WHAT YOU ARE ASKED TO DO: Tally the lines holding the word "apartment" and state the count by itself.
►
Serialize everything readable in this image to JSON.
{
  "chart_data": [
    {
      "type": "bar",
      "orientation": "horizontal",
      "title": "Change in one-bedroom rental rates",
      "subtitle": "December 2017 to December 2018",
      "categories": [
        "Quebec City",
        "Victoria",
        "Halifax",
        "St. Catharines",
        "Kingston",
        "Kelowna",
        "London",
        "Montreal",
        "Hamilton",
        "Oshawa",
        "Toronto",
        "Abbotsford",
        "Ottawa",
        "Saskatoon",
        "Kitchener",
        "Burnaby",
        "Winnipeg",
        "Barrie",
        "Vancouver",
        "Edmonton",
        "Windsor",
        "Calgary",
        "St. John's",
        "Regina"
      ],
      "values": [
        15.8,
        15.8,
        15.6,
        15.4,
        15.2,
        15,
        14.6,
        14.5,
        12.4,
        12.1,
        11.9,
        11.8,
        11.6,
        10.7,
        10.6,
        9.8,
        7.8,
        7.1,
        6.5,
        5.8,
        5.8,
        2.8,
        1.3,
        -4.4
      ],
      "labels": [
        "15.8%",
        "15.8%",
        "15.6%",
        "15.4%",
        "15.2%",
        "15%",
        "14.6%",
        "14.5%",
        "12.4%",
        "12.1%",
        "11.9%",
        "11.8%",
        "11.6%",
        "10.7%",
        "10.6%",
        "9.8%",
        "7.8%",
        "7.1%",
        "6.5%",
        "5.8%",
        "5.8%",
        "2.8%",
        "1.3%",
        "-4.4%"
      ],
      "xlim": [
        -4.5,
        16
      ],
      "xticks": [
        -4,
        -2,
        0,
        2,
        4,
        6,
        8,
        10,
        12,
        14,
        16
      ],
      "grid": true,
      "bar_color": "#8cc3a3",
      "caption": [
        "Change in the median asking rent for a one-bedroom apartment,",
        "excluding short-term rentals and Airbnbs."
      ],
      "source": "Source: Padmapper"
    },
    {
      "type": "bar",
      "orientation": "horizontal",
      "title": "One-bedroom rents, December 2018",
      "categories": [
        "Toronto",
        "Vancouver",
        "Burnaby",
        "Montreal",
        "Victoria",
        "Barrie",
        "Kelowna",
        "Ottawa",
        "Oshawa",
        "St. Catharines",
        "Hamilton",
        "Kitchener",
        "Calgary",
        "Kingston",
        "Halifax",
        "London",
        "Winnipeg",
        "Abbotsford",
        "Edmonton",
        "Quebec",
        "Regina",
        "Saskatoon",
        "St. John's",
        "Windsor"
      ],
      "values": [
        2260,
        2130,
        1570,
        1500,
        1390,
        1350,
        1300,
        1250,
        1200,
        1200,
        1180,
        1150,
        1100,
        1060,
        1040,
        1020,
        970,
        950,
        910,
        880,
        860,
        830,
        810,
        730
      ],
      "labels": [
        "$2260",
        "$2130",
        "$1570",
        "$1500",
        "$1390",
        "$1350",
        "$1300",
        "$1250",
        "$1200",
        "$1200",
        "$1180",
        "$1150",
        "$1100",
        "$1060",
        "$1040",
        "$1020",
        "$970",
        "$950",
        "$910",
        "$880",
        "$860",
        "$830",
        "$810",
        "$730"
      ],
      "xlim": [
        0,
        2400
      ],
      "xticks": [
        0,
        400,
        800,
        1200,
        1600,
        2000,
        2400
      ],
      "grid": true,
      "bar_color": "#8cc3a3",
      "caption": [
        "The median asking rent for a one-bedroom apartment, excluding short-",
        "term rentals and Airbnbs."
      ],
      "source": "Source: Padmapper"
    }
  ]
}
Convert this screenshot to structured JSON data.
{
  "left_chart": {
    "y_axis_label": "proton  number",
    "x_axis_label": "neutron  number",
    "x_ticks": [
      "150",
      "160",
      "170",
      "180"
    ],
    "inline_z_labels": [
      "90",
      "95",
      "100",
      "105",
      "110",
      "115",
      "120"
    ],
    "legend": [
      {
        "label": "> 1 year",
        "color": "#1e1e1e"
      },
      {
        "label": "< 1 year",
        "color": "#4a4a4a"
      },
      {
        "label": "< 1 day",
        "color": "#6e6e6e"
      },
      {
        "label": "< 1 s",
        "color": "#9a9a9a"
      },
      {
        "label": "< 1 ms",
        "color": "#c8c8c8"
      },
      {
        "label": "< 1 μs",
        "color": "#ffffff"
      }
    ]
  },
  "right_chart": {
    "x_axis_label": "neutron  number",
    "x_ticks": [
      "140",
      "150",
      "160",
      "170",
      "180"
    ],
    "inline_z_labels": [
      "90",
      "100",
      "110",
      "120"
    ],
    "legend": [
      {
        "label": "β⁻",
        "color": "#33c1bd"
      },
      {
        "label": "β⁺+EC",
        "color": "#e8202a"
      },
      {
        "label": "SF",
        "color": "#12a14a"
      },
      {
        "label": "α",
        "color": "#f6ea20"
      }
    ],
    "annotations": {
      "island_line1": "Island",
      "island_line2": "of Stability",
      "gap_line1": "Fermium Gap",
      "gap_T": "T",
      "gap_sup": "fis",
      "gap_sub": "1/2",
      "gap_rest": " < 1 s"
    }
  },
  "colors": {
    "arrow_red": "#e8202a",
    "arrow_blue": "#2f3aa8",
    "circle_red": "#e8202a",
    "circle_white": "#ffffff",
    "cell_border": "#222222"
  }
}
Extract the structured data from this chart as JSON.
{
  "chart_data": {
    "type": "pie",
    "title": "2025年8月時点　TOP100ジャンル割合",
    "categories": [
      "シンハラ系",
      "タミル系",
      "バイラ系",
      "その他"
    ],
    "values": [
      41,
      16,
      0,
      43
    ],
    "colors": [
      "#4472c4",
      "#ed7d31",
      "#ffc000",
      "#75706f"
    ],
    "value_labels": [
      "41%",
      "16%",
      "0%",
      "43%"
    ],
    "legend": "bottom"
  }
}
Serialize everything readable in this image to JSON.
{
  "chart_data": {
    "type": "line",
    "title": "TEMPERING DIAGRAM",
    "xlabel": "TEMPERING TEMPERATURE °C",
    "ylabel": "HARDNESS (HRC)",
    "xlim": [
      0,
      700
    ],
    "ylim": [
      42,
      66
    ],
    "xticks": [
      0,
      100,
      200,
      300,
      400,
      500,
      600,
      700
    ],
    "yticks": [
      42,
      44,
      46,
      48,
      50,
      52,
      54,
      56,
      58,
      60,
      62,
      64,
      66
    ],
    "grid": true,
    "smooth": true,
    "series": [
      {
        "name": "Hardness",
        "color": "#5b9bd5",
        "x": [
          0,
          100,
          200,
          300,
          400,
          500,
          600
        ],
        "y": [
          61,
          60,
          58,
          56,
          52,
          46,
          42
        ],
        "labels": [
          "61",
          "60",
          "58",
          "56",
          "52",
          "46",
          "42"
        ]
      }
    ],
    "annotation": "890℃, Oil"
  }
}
◄
RESULT FOR THIS EXERCISE: 2